Continue the text on publicizing the Braille Trail at the Karoo Desert National Botanical Garden, starting right after its final sentence.

Given text:

◆ ◆ ◆ ◆

Persons with disabilities should not be excluded from this learning, and neither should they be denied access to national botanical gardens and the life-affirming experience of visiting them.

So it was important for publicity work around the opening of the Braille Trail at Karoo Desert National Botanical Garden to be impactful.

Not only was this an opportunity to communicate critical and key SANBI messaging (biodiversity is life … literally), but it was also an opportunity to give evidence of inclusivity in SANBI’s operations and product offering, and that the institute invests richly in making the treasure of South Africa’s biodiversity accessible to all citizens.

Wlcome sign at the Karoo National Botanical Garden’s Braille Trail

Research conducted

Until a few years ago, South Africa’s national botanical gardens received a government subsidy. Over time, though, the subsidy was reduced, and now the national botanical gardens must pay their own way: raising money through events and at the turnstiles to keep heads above water and to ensure these treasures of biodiversity are viable and thriving.

◆ ◆ ◆ ◆

Supplied information:

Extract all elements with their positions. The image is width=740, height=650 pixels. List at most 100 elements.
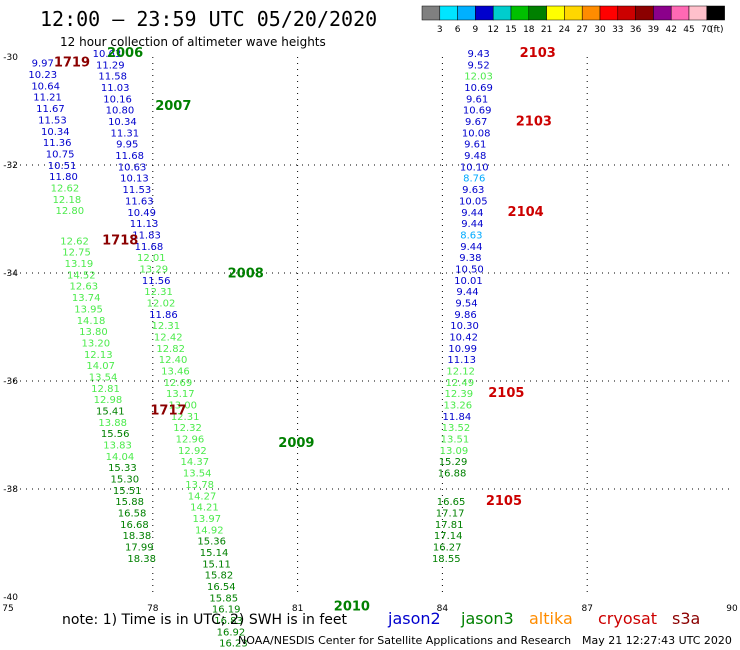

◆ ◆ ◆ ◆

Response to this exercise:
So SANBI and Flow as its communications and marketing partner do what it takes to encourage South Africans to visit the gardens. Every person through the garden gates makes it that much easier for SANBI to pay wages and cover other hefty running costs.

Flow’s research strategy for this consumer-focused campaign was first to understand the competition national botanical gardens face: how they vie for a share of consumer disposable income. This research was region-specific: the Karoo Desert National Botanical Garden does not contend with the same competition as, for example, the Kirstenbosch or Walter Sisulu national botanical gardens.

Consumer campaigns must be clear on the culture, tourism and lifestyle preferences of communities close to the garden. It makes little sense to offer an experience that does not resonate with the very people that experience is offered to.

Understanding the dynamics of community media is also important. We sought to understand the people who live close to the garden so that we could tailor communications to them and encourage them to visit.

While it’s fabulous to secure national coverage, if that coverage does not result in feet through garden gates, the effort in securing the coverage is largely wasted. Yet community media are often influenced by the national news agenda, so community media will jump on to a story if a national title deems it newsworthy enough to cover. Media research for the campaign took this into account.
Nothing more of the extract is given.